►

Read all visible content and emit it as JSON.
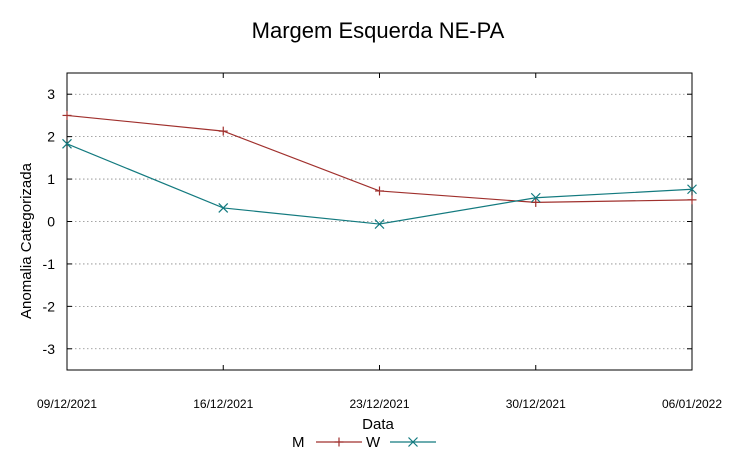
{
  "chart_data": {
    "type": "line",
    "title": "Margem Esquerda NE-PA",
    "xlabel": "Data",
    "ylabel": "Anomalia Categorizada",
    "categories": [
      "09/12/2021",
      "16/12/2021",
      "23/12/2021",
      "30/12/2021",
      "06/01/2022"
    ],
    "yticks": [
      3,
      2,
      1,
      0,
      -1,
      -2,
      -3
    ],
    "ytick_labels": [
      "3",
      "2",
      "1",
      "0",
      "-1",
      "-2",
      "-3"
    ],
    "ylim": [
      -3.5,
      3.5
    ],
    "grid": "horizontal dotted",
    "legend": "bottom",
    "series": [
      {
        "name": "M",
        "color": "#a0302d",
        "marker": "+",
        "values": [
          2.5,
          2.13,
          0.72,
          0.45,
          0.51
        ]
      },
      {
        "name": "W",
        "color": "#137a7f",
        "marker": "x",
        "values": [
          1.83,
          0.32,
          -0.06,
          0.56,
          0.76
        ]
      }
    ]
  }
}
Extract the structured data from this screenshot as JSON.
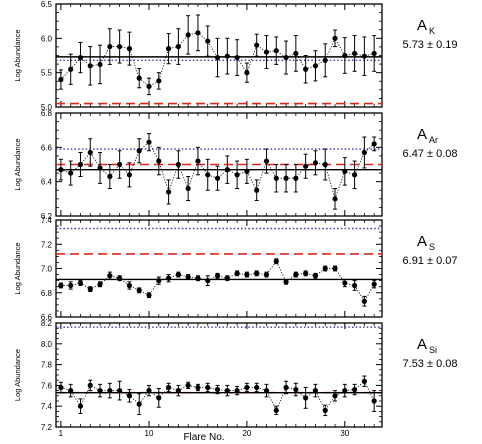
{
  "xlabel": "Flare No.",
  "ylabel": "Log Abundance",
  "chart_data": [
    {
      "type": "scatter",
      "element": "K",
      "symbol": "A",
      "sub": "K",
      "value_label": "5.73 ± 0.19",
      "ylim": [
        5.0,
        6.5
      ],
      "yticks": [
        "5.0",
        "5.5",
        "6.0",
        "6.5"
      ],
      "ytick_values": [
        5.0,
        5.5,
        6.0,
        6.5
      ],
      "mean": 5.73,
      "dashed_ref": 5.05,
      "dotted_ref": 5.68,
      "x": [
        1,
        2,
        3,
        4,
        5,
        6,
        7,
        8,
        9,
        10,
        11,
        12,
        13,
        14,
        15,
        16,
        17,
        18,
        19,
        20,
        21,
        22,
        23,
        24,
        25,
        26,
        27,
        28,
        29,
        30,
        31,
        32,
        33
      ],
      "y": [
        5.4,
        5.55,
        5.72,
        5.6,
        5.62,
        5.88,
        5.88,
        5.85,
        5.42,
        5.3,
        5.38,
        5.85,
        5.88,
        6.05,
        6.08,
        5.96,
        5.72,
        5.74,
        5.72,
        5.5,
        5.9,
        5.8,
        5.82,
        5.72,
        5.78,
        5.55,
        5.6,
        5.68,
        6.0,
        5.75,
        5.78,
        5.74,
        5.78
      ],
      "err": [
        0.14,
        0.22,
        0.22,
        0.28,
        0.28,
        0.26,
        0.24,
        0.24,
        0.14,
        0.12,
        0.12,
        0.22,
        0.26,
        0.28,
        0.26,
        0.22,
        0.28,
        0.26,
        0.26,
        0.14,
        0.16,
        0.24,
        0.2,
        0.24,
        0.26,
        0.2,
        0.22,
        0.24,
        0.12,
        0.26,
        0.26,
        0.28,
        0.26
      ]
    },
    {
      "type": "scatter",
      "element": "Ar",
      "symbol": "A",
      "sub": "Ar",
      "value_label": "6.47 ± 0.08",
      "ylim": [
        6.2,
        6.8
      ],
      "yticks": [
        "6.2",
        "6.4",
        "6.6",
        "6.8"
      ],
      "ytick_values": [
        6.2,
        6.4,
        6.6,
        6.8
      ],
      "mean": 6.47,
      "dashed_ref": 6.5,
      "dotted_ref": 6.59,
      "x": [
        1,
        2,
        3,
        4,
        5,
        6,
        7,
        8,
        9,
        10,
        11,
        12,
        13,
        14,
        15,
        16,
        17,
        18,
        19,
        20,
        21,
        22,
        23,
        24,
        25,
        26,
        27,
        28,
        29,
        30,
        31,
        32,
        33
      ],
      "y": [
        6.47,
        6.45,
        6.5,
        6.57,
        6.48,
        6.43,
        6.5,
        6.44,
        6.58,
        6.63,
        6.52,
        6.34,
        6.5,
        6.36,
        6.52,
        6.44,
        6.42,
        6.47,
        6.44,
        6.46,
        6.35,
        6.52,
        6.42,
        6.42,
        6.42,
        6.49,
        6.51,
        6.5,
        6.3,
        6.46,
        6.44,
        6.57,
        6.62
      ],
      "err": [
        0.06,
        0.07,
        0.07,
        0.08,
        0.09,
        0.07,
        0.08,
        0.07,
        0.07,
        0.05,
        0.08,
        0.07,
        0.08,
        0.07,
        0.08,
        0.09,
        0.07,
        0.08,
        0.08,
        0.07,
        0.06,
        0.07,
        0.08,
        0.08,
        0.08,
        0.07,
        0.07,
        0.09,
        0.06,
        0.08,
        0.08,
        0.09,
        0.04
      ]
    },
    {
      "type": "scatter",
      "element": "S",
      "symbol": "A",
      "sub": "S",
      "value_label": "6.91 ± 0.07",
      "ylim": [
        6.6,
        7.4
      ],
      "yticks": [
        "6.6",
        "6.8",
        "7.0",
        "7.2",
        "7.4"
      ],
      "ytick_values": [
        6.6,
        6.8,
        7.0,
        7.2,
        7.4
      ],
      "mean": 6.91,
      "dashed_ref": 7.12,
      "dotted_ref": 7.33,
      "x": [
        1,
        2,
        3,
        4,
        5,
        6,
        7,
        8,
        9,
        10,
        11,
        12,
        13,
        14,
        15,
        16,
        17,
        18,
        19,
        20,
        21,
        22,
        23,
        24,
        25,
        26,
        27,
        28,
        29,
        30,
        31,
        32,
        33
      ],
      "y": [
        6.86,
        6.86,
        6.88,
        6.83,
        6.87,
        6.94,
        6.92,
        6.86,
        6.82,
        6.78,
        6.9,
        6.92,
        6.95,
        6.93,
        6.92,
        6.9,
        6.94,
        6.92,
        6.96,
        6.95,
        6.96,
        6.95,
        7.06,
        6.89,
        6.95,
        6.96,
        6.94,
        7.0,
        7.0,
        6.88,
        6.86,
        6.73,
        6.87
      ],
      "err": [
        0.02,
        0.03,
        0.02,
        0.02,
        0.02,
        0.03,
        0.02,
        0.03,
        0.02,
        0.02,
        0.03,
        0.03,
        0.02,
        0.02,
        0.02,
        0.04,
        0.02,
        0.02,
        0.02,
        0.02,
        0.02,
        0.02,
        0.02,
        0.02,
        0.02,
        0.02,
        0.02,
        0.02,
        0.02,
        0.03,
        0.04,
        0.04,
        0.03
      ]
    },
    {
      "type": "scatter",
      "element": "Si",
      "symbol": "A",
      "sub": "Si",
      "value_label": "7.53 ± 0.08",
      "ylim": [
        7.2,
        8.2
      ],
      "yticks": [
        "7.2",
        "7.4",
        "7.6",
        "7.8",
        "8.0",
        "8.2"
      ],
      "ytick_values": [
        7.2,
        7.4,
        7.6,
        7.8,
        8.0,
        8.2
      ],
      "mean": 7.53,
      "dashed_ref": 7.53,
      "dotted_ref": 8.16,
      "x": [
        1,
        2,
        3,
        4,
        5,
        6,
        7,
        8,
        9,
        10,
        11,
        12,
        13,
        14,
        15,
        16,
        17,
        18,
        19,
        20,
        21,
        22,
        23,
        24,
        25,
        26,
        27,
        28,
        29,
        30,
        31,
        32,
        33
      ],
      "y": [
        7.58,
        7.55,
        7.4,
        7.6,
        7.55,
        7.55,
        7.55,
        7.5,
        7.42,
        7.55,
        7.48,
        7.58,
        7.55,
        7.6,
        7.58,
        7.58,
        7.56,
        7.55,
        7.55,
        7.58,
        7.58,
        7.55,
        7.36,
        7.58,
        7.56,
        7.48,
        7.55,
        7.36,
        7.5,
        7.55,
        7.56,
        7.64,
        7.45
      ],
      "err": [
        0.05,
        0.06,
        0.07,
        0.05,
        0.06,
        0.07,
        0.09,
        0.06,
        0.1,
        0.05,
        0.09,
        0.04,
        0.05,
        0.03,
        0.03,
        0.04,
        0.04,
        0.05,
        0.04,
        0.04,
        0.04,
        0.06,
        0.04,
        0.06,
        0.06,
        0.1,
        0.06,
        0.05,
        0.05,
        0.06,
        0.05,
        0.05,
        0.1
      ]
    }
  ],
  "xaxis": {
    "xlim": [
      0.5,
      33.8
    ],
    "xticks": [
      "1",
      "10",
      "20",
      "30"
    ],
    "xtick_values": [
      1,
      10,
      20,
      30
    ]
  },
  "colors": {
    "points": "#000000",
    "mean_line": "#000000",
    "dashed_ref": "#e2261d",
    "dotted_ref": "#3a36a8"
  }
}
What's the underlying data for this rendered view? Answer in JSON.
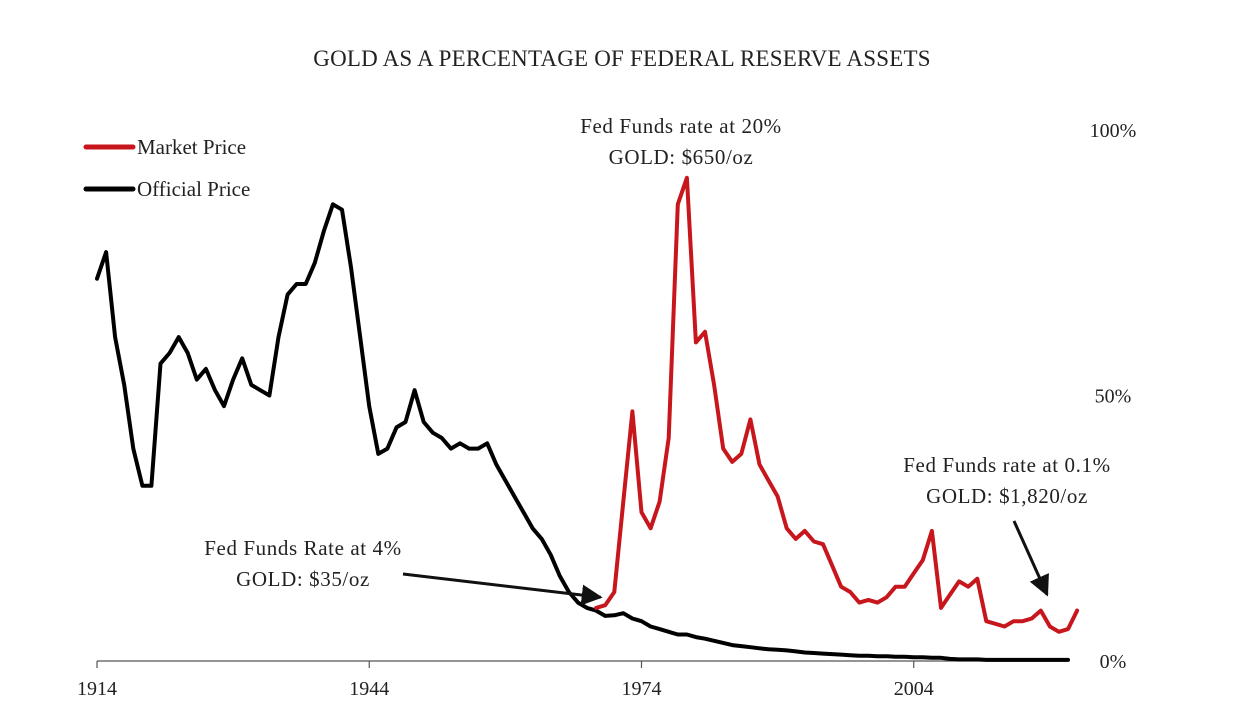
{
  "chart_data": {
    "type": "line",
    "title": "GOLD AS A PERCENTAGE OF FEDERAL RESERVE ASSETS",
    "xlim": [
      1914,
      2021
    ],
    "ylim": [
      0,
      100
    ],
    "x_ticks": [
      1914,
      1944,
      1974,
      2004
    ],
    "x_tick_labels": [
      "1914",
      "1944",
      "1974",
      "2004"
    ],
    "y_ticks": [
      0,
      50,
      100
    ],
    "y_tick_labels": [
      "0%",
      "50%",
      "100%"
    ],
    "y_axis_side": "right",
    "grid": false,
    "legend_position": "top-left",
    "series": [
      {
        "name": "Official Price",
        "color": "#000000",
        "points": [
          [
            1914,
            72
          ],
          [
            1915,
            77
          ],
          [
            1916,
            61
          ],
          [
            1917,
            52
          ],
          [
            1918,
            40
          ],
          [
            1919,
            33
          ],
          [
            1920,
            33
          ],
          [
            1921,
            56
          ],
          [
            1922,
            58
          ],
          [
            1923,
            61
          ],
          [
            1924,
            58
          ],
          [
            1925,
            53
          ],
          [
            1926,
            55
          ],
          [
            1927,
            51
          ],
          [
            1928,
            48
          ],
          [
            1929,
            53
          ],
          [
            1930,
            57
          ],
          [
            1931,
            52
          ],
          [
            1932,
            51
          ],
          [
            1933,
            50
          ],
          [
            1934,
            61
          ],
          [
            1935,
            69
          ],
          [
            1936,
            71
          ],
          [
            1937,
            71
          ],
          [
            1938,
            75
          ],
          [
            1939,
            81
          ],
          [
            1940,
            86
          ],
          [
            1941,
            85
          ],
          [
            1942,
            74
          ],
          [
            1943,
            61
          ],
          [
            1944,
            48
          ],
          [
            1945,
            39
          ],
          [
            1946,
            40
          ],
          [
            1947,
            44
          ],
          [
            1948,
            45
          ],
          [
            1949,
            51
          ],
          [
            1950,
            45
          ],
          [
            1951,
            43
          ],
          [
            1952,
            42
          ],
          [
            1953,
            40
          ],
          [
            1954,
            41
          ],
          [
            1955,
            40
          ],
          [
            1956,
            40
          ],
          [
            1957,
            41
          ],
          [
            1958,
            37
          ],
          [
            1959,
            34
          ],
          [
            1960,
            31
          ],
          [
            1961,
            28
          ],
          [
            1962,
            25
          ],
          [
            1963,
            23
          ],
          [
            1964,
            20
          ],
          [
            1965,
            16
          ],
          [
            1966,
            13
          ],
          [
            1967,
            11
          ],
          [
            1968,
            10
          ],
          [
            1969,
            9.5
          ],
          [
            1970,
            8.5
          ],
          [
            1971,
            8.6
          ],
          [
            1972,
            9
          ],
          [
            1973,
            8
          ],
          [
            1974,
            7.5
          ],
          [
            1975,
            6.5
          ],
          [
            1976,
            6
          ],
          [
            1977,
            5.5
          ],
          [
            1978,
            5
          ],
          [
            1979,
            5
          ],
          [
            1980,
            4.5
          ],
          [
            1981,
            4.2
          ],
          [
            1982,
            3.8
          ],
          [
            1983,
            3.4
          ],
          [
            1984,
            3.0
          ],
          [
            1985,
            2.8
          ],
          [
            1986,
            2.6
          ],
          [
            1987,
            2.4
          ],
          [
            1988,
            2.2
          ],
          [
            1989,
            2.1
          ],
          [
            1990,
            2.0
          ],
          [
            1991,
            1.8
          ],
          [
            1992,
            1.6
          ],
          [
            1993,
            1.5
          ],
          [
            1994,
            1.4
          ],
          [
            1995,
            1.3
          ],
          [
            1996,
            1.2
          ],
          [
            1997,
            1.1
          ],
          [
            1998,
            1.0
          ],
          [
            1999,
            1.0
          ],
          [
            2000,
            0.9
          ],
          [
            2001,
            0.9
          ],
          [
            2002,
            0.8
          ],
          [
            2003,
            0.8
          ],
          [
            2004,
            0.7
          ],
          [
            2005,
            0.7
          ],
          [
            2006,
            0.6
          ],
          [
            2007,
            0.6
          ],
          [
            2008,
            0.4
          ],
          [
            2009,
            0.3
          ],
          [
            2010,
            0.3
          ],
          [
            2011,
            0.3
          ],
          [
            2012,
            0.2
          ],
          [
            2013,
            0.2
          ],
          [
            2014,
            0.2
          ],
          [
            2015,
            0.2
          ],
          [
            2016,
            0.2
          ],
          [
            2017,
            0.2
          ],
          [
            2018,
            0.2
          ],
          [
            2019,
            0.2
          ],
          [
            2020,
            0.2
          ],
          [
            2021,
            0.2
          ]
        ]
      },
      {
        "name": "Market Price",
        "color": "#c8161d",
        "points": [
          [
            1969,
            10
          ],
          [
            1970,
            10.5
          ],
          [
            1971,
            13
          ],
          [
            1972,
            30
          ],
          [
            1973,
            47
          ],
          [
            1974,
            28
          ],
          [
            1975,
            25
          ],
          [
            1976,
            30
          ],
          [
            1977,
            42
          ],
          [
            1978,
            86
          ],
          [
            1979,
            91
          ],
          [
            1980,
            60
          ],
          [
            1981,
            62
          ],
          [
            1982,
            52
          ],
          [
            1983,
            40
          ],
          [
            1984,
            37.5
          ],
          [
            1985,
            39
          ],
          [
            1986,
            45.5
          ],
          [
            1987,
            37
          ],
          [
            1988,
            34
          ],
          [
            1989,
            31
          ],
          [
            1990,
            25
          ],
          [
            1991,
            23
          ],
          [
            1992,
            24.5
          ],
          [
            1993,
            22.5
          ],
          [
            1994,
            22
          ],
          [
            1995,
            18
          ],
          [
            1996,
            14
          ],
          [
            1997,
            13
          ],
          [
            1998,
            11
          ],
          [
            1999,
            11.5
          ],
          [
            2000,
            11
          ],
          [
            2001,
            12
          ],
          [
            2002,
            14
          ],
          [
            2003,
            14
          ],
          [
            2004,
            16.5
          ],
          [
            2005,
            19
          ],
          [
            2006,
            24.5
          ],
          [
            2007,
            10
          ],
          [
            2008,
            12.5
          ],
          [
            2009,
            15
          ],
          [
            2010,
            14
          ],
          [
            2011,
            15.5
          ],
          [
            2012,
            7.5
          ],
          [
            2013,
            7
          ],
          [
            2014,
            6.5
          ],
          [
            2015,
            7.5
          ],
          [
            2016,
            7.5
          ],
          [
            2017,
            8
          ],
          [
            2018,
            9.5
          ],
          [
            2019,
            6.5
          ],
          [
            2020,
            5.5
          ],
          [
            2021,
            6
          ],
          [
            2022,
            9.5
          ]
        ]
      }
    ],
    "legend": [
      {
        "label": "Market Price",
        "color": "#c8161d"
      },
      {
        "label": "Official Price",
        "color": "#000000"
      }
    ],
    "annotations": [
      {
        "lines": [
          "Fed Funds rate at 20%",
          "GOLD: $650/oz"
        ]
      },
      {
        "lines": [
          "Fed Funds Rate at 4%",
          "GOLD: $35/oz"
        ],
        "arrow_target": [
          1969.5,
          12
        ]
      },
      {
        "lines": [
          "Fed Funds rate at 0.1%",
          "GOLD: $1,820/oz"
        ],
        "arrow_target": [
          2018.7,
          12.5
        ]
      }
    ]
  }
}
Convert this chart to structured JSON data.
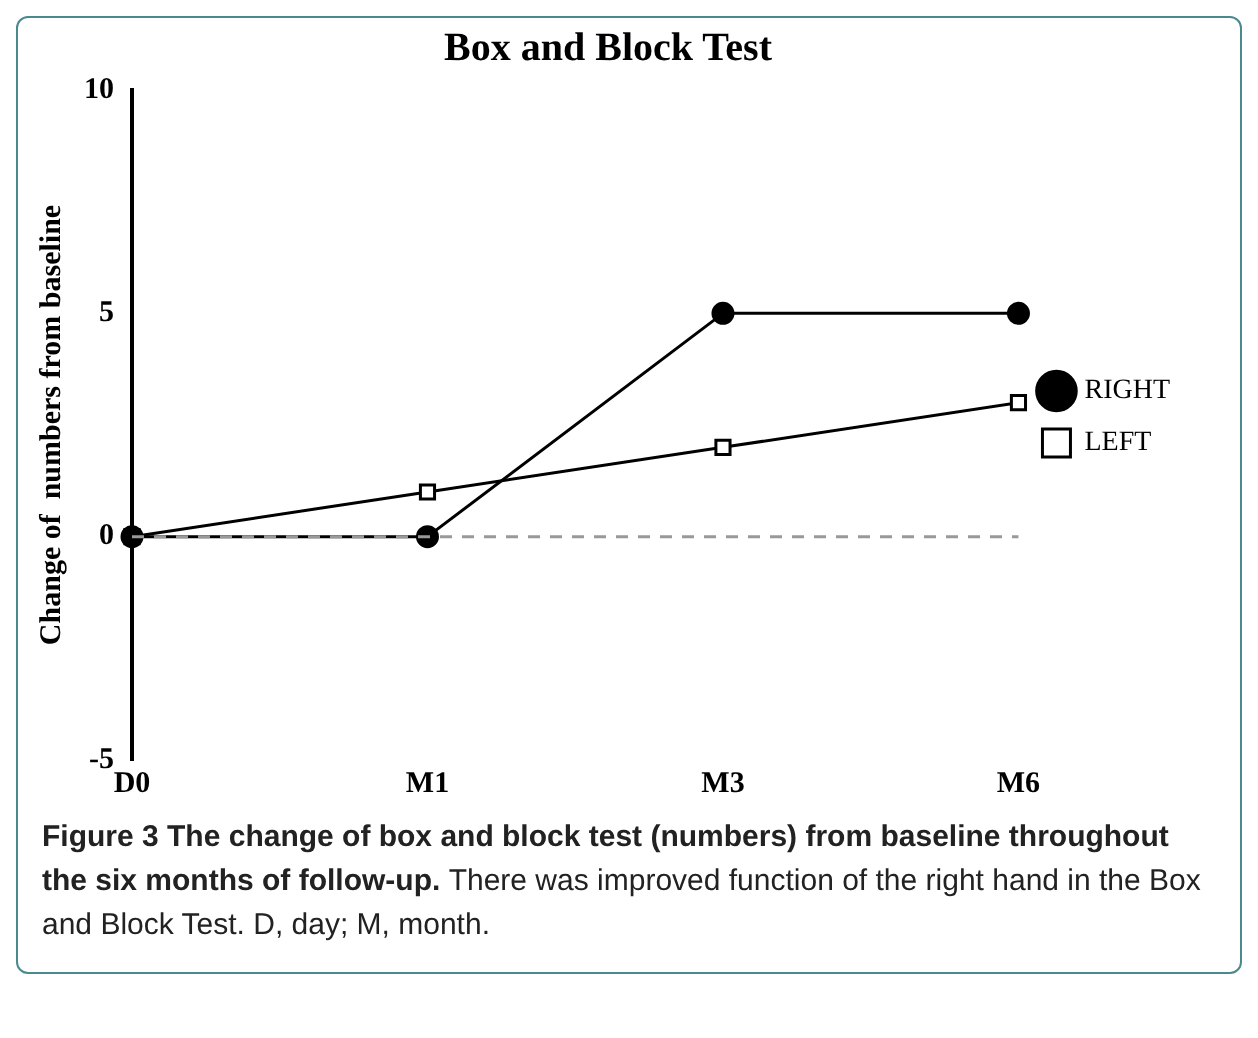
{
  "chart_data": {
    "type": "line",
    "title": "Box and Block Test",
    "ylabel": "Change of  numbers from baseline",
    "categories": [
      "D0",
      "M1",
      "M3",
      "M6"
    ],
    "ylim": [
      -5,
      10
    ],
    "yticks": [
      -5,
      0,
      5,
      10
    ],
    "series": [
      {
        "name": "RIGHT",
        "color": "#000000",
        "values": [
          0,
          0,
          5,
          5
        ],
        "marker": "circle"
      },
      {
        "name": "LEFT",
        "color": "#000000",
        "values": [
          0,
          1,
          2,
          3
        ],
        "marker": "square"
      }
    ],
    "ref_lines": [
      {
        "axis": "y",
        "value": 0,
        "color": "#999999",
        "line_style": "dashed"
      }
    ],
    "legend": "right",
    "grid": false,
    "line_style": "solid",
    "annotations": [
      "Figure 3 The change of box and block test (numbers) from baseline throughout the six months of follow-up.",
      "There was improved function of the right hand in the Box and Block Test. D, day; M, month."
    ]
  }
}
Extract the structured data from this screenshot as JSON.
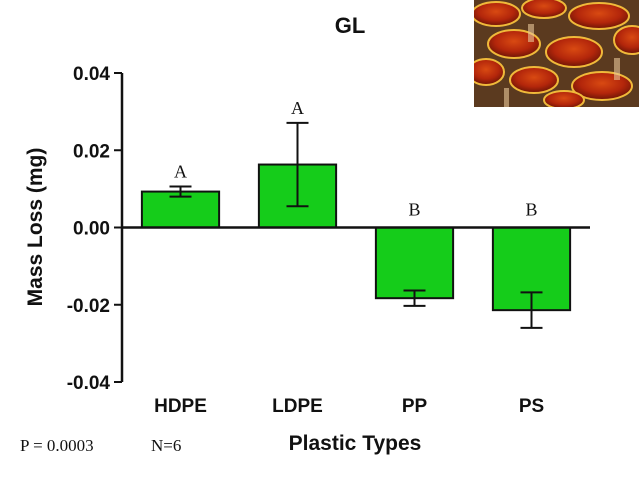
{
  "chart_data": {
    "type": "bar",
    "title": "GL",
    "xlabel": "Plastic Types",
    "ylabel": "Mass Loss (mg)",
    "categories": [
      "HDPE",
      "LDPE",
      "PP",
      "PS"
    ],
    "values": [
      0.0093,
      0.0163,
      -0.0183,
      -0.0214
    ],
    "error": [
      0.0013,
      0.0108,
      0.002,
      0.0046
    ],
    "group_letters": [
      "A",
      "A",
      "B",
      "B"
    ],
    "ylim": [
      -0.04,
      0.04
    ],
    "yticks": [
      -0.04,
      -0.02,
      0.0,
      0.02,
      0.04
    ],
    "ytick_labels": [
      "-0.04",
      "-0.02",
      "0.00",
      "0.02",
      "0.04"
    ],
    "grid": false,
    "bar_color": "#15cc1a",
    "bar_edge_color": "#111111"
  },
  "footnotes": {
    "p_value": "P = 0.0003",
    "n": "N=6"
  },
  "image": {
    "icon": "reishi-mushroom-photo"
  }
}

◄

Stated exercise
Show the lines from the data above that contain the string "element".

Written answer
      "element": "K",
      "element": "Ar",
      "element": "S",
      "element": "Si",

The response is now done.